Peeter’s lecture notes from class. These may be incoherent and rough.

These are notes for the UofT course PHY1520, Graduate Quantum Mechanics, taught by Prof. Paramekanti, covering [1] chap. 1 content.

Classical mechanics

We’ll be talking about one body physics for most of this course. In classical mechanics we can figure out the particle trajectories using both of \( (\Br, \Bp \), where

\begin{equation}\label{eqn:qmLecture1:20}
\begin{aligned}
\ddt{\Br} &= \inv{m} \Bp \\
\ddt{\Bp} &= \spacegrad V
\end{aligned}
\end{equation}

A two dimensional phase space as sketched in fig. 1 shows the trajectory of a point particle subject to some equations of motion

lectureOnePhaseSpaceClassicalFig1

fig. 1. One dimensional classical phase space example

Quantum mechanics

For this lecture, we’ll work with natural units, setting

\begin{equation}\label{eqn:qmLecture1:480}
\boxed{
\Hbar = 1.
}
\end{equation}

In QM we are no longer allowed to think of position and momentum, but have to start asking about state vectors \( \ket{\Psi} \).

→ Work to complete: Translate this sentence from the quantum mechanics lecture notes into Spanish: "We’ll be talking about one body physics for most of this course."

→ Stored data:
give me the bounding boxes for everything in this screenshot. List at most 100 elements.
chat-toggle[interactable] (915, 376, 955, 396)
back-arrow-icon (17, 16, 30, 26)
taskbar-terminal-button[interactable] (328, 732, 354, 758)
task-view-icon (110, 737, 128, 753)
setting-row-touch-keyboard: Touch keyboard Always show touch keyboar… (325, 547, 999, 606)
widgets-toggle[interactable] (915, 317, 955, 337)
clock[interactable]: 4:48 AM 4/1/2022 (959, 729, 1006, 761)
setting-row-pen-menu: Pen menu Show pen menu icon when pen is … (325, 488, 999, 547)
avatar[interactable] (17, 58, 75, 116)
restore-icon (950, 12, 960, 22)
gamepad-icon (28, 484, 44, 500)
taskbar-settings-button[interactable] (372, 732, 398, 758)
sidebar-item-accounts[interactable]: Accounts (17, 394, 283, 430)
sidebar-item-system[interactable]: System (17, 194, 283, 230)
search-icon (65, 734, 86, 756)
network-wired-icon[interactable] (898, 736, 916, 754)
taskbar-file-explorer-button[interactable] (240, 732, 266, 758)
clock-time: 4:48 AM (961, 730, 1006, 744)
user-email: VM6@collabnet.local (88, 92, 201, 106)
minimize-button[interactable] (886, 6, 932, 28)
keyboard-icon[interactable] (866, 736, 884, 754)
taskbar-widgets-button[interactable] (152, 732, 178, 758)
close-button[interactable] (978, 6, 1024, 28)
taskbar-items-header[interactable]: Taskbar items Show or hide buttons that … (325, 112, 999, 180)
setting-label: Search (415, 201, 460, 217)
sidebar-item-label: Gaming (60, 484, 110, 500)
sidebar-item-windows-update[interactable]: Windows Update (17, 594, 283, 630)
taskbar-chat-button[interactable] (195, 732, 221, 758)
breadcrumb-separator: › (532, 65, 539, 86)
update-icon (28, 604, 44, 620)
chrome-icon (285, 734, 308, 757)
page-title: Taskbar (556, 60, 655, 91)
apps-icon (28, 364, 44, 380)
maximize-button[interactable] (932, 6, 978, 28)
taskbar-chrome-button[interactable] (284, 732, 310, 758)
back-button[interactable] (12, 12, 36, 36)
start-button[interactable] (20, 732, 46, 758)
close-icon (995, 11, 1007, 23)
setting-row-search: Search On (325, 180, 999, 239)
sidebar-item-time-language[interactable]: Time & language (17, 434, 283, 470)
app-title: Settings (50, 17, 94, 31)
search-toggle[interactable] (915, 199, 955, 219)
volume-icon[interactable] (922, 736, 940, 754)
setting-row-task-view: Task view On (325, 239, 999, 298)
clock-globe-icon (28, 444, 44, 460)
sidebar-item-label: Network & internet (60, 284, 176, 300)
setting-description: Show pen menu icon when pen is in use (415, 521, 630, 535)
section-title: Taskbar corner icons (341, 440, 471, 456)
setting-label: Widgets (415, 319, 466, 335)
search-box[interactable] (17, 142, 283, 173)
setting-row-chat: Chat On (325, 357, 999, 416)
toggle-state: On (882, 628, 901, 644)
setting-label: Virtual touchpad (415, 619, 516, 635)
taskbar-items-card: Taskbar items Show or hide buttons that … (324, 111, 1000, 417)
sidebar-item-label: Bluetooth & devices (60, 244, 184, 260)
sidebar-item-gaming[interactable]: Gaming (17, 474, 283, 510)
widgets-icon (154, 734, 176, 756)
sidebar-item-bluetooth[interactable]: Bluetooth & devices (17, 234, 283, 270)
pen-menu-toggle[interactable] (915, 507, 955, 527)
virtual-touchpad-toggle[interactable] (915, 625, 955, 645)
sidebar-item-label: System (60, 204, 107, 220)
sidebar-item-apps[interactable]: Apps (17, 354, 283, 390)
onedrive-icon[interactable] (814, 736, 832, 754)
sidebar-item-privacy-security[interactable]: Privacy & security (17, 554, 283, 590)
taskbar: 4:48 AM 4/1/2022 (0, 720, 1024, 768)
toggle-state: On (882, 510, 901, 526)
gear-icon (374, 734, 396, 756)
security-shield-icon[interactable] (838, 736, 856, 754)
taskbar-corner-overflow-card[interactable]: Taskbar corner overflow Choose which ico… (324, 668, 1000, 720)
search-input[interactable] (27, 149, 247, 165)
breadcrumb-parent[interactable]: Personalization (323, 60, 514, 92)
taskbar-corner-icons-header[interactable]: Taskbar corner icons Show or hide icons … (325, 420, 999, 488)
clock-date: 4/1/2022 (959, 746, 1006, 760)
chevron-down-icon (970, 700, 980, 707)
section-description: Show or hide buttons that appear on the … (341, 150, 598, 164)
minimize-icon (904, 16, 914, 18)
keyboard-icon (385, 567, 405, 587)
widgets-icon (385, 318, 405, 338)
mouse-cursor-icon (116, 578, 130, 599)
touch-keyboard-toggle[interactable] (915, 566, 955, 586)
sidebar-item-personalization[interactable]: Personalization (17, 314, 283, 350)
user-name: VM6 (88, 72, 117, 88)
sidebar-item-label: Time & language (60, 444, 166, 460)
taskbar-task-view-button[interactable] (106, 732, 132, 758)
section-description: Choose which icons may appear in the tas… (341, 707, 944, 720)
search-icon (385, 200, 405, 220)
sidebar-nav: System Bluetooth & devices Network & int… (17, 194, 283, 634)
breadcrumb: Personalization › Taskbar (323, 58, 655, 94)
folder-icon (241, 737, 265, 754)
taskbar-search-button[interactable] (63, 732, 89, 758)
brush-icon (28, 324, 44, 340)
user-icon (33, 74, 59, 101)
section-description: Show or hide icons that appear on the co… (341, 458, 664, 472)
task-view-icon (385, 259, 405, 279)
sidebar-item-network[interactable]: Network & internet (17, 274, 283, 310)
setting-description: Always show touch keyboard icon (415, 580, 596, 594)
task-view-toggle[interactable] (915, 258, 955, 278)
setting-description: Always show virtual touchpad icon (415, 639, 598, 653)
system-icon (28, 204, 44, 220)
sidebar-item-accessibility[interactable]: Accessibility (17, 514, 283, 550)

→ Output below: Hablaremos de la física de un solo cuerpo durante la mayor parte de este curso.